Your objective: Return every line of the material below unchanged, character for character.

Data in this exercise:
____________________

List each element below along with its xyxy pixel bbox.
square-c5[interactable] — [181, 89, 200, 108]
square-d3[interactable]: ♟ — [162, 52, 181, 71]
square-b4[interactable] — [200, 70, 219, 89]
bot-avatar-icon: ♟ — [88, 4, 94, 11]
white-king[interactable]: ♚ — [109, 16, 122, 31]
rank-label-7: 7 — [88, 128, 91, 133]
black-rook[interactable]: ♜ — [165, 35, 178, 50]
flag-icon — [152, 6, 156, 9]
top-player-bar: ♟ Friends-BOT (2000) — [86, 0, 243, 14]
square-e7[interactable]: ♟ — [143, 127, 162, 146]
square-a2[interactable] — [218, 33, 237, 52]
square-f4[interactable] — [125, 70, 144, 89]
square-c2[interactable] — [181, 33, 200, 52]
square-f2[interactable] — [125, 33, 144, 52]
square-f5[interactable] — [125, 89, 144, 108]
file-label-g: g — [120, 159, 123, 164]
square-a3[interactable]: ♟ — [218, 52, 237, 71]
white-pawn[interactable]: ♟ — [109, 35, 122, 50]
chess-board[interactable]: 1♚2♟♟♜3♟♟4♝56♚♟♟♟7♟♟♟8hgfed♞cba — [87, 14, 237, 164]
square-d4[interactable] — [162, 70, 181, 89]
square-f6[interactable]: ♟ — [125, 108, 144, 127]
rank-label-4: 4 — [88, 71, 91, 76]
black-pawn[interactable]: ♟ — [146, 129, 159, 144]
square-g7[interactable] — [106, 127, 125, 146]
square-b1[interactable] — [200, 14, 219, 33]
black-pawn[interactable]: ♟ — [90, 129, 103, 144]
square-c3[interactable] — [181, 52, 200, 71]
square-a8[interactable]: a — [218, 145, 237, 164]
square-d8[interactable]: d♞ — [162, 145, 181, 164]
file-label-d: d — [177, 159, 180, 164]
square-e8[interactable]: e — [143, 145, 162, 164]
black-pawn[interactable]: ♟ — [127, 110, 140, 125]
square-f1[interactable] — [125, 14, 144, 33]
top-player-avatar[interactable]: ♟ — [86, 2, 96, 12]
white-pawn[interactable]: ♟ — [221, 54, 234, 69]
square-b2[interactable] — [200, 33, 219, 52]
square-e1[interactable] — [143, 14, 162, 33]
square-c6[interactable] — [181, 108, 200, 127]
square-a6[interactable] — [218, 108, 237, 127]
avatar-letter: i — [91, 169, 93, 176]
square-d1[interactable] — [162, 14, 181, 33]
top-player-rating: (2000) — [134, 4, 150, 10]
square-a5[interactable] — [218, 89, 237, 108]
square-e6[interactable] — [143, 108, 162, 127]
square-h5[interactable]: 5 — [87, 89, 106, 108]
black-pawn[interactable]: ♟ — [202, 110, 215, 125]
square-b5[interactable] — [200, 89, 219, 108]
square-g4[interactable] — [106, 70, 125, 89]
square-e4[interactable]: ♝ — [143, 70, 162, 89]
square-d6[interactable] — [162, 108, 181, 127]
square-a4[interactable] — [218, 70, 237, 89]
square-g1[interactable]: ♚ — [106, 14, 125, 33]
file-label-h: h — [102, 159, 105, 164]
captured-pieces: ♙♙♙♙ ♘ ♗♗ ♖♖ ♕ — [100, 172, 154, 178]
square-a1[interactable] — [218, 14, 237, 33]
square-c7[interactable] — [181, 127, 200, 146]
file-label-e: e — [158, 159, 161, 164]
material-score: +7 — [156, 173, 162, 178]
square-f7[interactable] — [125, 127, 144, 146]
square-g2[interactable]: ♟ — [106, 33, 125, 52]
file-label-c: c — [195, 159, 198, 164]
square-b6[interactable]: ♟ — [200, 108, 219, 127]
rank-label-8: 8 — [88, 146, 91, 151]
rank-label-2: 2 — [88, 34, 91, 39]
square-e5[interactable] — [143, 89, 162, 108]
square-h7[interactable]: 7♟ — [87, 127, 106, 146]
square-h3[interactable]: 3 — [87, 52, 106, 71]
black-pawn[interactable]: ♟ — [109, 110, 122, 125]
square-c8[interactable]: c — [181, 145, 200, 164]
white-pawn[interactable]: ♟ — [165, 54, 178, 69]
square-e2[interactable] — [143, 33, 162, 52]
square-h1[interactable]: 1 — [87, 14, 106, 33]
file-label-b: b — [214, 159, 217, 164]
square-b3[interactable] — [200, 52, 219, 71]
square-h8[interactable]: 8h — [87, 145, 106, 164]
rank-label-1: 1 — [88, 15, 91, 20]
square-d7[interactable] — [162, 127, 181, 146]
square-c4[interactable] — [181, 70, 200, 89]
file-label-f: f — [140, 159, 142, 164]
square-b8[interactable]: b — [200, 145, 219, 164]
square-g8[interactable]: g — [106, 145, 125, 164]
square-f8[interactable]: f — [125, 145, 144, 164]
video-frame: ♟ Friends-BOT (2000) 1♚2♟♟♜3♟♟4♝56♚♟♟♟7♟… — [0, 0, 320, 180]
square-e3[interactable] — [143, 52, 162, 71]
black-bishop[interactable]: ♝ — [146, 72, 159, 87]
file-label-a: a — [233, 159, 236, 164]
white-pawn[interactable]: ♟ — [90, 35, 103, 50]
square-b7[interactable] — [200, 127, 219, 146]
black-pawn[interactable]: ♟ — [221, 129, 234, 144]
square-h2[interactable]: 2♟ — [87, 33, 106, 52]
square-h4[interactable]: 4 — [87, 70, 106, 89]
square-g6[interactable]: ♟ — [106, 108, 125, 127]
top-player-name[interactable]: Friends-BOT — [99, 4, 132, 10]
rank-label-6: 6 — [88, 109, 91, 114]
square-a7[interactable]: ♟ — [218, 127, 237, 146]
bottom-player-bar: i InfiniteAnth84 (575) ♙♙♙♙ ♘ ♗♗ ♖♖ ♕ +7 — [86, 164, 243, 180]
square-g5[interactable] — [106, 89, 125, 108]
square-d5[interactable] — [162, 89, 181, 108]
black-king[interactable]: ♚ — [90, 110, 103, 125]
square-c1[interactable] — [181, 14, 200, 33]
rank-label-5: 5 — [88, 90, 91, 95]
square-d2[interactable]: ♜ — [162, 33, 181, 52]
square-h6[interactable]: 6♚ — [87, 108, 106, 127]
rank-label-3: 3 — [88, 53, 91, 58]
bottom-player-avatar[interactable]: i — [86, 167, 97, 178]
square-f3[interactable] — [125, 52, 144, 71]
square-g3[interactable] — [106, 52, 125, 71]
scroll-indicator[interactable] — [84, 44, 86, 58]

____________________

Problem solution:
List each element below along with its xyxy pixel bbox.
square-c5[interactable] — [181, 89, 200, 108]
square-d3[interactable]: ♟ — [162, 52, 181, 71]
square-b4[interactable] — [200, 70, 219, 89]
bot-avatar-icon: ♟ — [88, 4, 94, 11]
white-king[interactable]: ♚ — [109, 16, 122, 31]
rank-label-7: 7 — [88, 128, 91, 133]
black-rook[interactable]: ♜ — [165, 35, 178, 50]
flag-icon — [152, 6, 156, 9]
top-player-bar: ♟ Friends-BOT (2000) — [86, 0, 243, 14]
square-e7[interactable]: ♟ — [143, 127, 162, 146]
square-a2[interactable] — [218, 33, 237, 52]
square-f4[interactable] — [125, 70, 144, 89]
square-c2[interactable] — [181, 33, 200, 52]
square-f2[interactable] — [125, 33, 144, 52]
square-f5[interactable] — [125, 89, 144, 108]
file-label-g: g — [120, 159, 123, 164]
square-a3[interactable]: ♟ — [218, 52, 237, 71]
white-pawn[interactable]: ♟ — [109, 35, 122, 50]
chess-board[interactable]: 1♚2♟♟♜3♟♟4♝56♚♟♟♟7♟♟♟8hgfed♞cba — [87, 14, 237, 164]
square-d4[interactable] — [162, 70, 181, 89]
square-f6[interactable]: ♟ — [125, 108, 144, 127]
rank-label-4: 4 — [88, 71, 91, 76]
black-pawn[interactable]: ♟ — [146, 129, 159, 144]
square-g7[interactable] — [106, 127, 125, 146]
square-b1[interactable] — [200, 14, 219, 33]
black-pawn[interactable]: ♟ — [90, 129, 103, 144]
square-c3[interactable] — [181, 52, 200, 71]
square-a8[interactable]: a — [218, 145, 237, 164]
square-d8[interactable]: d♞ — [162, 145, 181, 164]
file-label-d: d — [177, 159, 180, 164]
square-e8[interactable]: e — [143, 145, 162, 164]
black-pawn[interactable]: ♟ — [127, 110, 140, 125]
square-f1[interactable] — [125, 14, 144, 33]
top-player-avatar[interactable]: ♟ — [86, 2, 96, 12]
white-pawn[interactable]: ♟ — [221, 54, 234, 69]
square-b2[interactable] — [200, 33, 219, 52]
square-e1[interactable] — [143, 14, 162, 33]
square-c6[interactable] — [181, 108, 200, 127]
square-a6[interactable] — [218, 108, 237, 127]
avatar-letter: i — [91, 169, 93, 176]
square-d1[interactable] — [162, 14, 181, 33]
top-player-rating: (2000) — [134, 4, 150, 10]
square-a5[interactable] — [218, 89, 237, 108]
square-e6[interactable] — [143, 108, 162, 127]
square-h5[interactable]: 5 — [87, 89, 106, 108]
black-pawn[interactable]: ♟ — [202, 110, 215, 125]
square-b5[interactable] — [200, 89, 219, 108]
square-g4[interactable] — [106, 70, 125, 89]
square-e4[interactable]: ♝ — [143, 70, 162, 89]
square-d6[interactable] — [162, 108, 181, 127]
square-a4[interactable] — [218, 70, 237, 89]
square-g1[interactable]: ♚ — [106, 14, 125, 33]
file-label-h: h — [102, 159, 105, 164]
captured-pieces: ♙♙♙♙ ♘ ♗♗ ♖♖ ♕ — [100, 172, 154, 178]
square-a1[interactable] — [218, 14, 237, 33]
square-c7[interactable] — [181, 127, 200, 146]
file-label-e: e — [158, 159, 161, 164]
material-score: +7 — [156, 173, 162, 178]
square-f7[interactable] — [125, 127, 144, 146]
square-g2[interactable]: ♟ — [106, 33, 125, 52]
file-label-c: c — [195, 159, 198, 164]
square-b6[interactable]: ♟ — [200, 108, 219, 127]
rank-label-8: 8 — [88, 146, 91, 151]
rank-label-2: 2 — [88, 34, 91, 39]
square-e5[interactable] — [143, 89, 162, 108]
square-h7[interactable]: 7♟ — [87, 127, 106, 146]
square-h3[interactable]: 3 — [87, 52, 106, 71]
black-pawn[interactable]: ♟ — [109, 110, 122, 125]
square-c8[interactable]: c — [181, 145, 200, 164]
white-pawn[interactable]: ♟ — [165, 54, 178, 69]
square-e2[interactable] — [143, 33, 162, 52]
square-h1[interactable]: 1 — [87, 14, 106, 33]
file-label-b: b — [214, 159, 217, 164]
square-b3[interactable] — [200, 52, 219, 71]
square-h8[interactable]: 8h — [87, 145, 106, 164]
rank-label-1: 1 — [88, 15, 91, 20]
square-d7[interactable] — [162, 127, 181, 146]
square-c4[interactable] — [181, 70, 200, 89]
file-label-f: f — [140, 159, 142, 164]
square-b8[interactable]: b — [200, 145, 219, 164]
square-g8[interactable]: g — [106, 145, 125, 164]
square-f8[interactable]: f — [125, 145, 144, 164]
video-frame: ♟ Friends-BOT (2000) 1♚2♟♟♜3♟♟4♝56♚♟♟♟7♟… — [0, 0, 320, 180]
square-e3[interactable] — [143, 52, 162, 71]
black-bishop[interactable]: ♝ — [146, 72, 159, 87]
file-label-a: a — [233, 159, 236, 164]
white-pawn[interactable]: ♟ — [90, 35, 103, 50]
square-b7[interactable] — [200, 127, 219, 146]
black-pawn[interactable]: ♟ — [221, 129, 234, 144]
square-h2[interactable]: 2♟ — [87, 33, 106, 52]
square-h4[interactable]: 4 — [87, 70, 106, 89]
square-g6[interactable]: ♟ — [106, 108, 125, 127]
top-player-name[interactable]: Friends-BOT — [99, 4, 132, 10]
rank-label-6: 6 — [88, 109, 91, 114]
square-a7[interactable]: ♟ — [218, 127, 237, 146]
bottom-player-bar: i InfiniteAnth84 (575) ♙♙♙♙ ♘ ♗♗ ♖♖ ♕ +7 — [86, 164, 243, 180]
square-g5[interactable] — [106, 89, 125, 108]
square-d5[interactable] — [162, 89, 181, 108]
black-king[interactable]: ♚ — [90, 110, 103, 125]
square-c1[interactable] — [181, 14, 200, 33]
rank-label-5: 5 — [88, 90, 91, 95]
square-d2[interactable]: ♜ — [162, 33, 181, 52]
square-h6[interactable]: 6♚ — [87, 108, 106, 127]
rank-label-3: 3 — [88, 53, 91, 58]
bottom-player-avatar[interactable]: i — [86, 167, 97, 178]
square-f3[interactable] — [125, 52, 144, 71]
square-g3[interactable] — [106, 52, 125, 71]
scroll-indicator[interactable] — [84, 44, 86, 58]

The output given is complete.